====== Records for this task

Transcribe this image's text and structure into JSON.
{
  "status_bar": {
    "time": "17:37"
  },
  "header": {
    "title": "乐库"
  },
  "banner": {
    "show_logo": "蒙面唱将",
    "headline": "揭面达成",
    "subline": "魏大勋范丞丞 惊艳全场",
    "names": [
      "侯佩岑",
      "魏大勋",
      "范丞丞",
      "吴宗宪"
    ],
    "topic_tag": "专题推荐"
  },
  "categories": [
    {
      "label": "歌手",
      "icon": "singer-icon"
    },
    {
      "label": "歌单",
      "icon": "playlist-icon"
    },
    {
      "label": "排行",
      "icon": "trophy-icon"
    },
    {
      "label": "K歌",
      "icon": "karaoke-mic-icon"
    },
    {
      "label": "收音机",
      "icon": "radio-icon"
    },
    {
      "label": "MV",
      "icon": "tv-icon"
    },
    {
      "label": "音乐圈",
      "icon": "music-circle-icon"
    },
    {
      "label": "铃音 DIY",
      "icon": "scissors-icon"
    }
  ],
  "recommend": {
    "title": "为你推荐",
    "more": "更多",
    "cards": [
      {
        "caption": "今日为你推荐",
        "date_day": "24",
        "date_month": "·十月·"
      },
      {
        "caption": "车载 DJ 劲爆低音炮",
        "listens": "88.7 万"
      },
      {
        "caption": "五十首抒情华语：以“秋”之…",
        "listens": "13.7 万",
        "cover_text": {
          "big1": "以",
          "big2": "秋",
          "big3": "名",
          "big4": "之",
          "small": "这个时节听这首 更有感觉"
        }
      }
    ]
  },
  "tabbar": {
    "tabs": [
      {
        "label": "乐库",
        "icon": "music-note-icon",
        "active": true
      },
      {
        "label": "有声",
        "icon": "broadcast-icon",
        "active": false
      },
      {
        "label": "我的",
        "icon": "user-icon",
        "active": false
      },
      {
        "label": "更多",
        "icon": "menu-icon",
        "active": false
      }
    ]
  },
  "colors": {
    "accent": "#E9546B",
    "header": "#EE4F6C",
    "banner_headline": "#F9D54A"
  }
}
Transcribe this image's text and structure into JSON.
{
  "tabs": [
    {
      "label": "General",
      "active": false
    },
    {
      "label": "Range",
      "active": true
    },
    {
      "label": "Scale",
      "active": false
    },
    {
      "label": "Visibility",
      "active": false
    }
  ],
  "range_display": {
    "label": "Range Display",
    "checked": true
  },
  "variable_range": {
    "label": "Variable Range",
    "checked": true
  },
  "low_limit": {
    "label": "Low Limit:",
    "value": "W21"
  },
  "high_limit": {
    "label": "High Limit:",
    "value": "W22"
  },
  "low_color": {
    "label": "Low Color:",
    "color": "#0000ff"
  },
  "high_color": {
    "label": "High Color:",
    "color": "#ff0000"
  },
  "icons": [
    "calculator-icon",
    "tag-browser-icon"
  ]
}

============

## The task
In the entries above, count each line that holds "music". Give the total and nothing else.

## Expected answer
2